-- What to work on --
Can you copy everything from the first line of the entries down to the line containing "svg-text:35,9%: 35,9% xyxy=(460,251,491,263)", both included, character for character?

-- Given data --
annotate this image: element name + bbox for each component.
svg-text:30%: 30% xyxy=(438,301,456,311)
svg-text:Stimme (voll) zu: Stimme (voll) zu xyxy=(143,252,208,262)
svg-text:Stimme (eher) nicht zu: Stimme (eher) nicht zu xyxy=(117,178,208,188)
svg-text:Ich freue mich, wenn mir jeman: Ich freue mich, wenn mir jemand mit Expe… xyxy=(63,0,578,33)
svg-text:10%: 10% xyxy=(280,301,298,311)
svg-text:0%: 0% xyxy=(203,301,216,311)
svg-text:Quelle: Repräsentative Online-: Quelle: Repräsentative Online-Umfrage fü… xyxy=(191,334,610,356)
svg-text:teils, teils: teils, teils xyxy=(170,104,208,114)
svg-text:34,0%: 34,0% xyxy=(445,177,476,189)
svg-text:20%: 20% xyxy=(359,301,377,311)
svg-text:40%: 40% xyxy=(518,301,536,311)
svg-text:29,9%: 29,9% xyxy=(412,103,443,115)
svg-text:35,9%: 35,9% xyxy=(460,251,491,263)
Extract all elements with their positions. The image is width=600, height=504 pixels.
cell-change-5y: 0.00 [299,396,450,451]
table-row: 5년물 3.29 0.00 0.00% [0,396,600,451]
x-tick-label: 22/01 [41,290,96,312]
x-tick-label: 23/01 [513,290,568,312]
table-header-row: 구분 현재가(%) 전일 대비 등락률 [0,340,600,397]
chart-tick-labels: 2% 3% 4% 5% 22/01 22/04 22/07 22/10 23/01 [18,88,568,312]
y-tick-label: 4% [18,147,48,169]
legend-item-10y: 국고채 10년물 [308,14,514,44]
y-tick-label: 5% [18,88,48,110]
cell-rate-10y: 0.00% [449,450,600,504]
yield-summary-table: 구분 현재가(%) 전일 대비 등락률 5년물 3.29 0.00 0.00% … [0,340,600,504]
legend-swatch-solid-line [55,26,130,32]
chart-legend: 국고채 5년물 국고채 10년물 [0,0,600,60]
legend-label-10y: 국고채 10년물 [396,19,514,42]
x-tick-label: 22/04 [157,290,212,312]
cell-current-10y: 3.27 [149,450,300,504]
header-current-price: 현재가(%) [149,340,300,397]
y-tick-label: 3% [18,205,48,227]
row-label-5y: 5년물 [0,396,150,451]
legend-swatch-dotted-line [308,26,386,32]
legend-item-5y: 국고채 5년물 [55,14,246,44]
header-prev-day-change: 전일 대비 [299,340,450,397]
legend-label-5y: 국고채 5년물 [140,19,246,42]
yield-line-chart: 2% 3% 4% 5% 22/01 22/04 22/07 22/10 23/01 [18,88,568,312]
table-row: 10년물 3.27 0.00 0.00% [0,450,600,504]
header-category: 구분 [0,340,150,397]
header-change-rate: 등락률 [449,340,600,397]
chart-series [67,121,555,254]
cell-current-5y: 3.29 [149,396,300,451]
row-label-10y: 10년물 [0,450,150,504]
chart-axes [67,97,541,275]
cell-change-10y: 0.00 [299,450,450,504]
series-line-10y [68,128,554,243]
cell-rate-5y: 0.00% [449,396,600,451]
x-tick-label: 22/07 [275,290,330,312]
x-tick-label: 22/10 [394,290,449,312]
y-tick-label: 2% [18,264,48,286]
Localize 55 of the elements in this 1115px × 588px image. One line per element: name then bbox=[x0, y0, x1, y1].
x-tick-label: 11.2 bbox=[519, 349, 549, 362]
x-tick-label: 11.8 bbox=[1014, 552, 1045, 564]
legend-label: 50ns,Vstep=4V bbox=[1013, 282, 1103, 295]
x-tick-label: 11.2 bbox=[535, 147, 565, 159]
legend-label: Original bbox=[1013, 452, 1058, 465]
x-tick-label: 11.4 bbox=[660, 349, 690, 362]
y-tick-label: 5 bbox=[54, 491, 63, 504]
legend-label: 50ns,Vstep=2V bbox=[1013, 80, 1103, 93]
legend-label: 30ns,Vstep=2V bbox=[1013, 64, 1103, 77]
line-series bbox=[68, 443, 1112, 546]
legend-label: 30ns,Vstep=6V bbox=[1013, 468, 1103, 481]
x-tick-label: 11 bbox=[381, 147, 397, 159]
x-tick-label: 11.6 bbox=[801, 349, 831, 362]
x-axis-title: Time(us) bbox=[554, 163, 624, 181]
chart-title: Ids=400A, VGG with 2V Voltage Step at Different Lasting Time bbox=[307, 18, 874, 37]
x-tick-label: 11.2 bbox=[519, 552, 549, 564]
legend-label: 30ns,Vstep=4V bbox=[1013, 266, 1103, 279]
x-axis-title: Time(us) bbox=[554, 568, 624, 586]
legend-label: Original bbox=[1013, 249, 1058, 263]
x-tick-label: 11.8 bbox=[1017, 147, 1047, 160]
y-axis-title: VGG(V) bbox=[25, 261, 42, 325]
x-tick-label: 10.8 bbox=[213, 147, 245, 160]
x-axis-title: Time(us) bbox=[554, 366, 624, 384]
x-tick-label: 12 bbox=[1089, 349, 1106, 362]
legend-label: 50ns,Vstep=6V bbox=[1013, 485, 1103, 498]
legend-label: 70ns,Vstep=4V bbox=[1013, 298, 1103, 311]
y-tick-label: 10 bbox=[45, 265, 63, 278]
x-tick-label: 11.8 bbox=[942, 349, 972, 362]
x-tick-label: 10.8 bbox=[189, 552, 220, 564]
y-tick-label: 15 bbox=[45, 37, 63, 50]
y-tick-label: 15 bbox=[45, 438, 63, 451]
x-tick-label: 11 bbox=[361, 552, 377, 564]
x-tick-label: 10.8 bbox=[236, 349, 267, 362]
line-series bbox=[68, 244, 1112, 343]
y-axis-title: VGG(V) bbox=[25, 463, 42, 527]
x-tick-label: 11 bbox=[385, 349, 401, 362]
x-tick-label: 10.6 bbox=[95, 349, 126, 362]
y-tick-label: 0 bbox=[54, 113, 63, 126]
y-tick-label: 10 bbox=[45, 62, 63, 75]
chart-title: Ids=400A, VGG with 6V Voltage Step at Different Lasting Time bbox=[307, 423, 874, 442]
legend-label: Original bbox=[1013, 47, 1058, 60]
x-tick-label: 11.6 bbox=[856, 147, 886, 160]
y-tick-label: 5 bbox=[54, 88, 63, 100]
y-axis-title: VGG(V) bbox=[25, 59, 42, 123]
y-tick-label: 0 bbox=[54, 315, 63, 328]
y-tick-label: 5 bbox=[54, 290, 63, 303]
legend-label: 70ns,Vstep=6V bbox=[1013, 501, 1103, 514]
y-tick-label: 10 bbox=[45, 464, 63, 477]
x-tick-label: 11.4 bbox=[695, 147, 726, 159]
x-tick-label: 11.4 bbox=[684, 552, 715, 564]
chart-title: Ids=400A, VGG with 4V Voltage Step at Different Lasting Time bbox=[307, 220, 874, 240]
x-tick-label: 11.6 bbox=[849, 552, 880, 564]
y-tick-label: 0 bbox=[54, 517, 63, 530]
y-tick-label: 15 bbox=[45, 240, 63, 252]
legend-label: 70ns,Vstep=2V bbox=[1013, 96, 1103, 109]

-- The completed task --
annotate this image: element name + bbox for each component.
svg-text:30%: 30% xyxy=(438,301,456,311)
svg-text:Stimme (voll) zu: Stimme (voll) zu xyxy=(143,252,208,262)
svg-text:Stimme (eher) nicht zu: Stimme (eher) nicht zu xyxy=(117,178,208,188)
svg-text:Ich freue mich, wenn mir jeman: Ich freue mich, wenn mir jemand mit Expe… xyxy=(63,0,578,33)
svg-text:10%: 10% xyxy=(280,301,298,311)
svg-text:0%: 0% xyxy=(203,301,216,311)
svg-text:Quelle: Repräsentative Online-: Quelle: Repräsentative Online-Umfrage fü… xyxy=(191,334,610,356)
svg-text:teils, teils: teils, teils xyxy=(170,104,208,114)
svg-text:34,0%: 34,0% xyxy=(445,177,476,189)
svg-text:20%: 20% xyxy=(359,301,377,311)
svg-text:40%: 40% xyxy=(518,301,536,311)
svg-text:29,9%: 29,9% xyxy=(412,103,443,115)
svg-text:35,9%: 35,9% xyxy=(460,251,491,263)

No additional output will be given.